(Stored entries)

--- --- ---

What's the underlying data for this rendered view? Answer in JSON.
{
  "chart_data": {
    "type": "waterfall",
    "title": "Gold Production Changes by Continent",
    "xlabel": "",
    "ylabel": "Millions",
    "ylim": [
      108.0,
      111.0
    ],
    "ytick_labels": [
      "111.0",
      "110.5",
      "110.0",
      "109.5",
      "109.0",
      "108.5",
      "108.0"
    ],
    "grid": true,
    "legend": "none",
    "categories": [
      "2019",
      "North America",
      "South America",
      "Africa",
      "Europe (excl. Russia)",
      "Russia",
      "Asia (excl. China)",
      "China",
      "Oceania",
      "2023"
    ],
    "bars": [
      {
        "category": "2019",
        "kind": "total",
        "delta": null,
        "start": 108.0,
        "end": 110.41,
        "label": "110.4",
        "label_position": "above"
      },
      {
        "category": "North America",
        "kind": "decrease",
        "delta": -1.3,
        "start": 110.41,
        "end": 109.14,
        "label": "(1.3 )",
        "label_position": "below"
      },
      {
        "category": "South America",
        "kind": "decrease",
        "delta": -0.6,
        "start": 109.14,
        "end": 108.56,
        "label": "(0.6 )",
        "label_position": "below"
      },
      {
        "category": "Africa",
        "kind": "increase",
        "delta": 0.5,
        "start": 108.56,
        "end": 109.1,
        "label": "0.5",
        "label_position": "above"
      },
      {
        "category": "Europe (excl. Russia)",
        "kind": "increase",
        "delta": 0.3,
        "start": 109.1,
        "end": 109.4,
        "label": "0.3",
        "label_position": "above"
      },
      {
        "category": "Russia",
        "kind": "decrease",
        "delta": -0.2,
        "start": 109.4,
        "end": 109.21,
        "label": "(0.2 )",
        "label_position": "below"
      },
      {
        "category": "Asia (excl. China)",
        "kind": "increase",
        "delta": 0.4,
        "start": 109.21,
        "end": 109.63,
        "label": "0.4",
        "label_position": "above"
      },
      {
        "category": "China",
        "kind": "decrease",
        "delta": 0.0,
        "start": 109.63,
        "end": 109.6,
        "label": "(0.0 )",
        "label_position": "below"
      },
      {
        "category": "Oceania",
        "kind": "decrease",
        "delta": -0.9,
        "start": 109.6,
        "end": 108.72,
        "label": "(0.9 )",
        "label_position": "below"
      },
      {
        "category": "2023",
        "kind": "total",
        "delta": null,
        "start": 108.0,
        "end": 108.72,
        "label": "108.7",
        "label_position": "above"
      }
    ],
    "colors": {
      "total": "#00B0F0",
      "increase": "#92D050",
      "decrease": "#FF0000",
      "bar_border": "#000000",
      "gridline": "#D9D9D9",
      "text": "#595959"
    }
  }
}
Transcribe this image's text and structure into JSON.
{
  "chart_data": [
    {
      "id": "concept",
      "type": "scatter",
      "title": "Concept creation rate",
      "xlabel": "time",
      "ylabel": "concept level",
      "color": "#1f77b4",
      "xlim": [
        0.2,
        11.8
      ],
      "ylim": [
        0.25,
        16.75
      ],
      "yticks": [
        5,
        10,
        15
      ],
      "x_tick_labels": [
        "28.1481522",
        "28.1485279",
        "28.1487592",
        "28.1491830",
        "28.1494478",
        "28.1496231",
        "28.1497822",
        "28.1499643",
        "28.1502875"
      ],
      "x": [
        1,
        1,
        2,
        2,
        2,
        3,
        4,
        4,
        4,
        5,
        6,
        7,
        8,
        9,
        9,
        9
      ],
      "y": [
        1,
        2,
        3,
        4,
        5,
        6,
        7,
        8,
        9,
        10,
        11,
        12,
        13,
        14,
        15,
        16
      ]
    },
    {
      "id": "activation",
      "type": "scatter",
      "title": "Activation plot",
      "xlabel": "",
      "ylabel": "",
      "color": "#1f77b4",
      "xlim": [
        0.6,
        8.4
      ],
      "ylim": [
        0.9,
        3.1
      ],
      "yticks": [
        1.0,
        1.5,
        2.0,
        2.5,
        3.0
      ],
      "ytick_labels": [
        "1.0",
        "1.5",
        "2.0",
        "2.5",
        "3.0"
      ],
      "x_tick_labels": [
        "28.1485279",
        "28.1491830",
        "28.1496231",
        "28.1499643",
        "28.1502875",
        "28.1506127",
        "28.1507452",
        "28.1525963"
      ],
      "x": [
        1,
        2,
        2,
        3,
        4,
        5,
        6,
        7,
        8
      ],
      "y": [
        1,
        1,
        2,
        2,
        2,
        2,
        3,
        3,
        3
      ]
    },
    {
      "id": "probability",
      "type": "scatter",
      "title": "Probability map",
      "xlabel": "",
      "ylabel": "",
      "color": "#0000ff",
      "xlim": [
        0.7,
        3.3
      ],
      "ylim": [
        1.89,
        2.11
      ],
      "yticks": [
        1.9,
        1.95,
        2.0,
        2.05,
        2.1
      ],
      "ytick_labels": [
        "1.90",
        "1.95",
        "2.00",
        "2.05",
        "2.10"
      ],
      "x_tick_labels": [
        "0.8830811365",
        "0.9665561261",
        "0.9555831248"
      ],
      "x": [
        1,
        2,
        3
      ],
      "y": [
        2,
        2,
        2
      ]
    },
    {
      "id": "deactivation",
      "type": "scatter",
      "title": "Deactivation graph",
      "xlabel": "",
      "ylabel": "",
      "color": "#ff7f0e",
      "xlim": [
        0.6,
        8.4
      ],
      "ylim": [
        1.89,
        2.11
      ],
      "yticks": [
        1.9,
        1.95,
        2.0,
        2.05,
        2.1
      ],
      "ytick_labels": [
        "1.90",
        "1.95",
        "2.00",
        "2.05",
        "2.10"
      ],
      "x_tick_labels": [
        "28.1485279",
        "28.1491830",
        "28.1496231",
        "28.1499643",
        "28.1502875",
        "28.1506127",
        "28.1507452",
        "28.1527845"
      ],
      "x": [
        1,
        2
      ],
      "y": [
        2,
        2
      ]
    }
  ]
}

--- --- ---

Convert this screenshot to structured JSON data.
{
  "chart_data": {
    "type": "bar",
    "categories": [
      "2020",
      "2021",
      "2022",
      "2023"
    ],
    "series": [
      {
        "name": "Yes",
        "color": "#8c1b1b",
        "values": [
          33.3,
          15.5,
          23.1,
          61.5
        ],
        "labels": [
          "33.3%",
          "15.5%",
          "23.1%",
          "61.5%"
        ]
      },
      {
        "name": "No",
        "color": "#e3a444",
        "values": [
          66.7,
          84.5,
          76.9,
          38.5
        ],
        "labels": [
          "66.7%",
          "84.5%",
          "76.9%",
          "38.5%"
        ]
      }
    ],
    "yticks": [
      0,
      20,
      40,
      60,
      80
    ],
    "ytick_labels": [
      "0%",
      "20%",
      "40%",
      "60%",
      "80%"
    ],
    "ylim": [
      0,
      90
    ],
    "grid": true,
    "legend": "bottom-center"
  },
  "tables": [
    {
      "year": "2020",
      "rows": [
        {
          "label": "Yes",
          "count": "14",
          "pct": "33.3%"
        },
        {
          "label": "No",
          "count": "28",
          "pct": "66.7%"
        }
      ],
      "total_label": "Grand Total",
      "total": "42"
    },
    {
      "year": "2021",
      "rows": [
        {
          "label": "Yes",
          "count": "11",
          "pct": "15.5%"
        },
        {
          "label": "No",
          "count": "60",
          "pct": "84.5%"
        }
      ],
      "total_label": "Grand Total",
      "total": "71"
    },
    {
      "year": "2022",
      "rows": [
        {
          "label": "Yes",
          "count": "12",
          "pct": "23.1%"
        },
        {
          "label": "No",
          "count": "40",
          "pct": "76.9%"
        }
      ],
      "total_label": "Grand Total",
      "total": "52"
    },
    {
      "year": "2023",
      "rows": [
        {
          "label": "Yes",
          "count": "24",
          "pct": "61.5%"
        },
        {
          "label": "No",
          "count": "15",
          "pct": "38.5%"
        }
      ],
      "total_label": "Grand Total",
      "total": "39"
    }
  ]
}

--- --- ---

> SHORT TASK
Report how many lines hold the string "Europe", giving the number and nothing else.

> OUTPUT OF THE TASK
2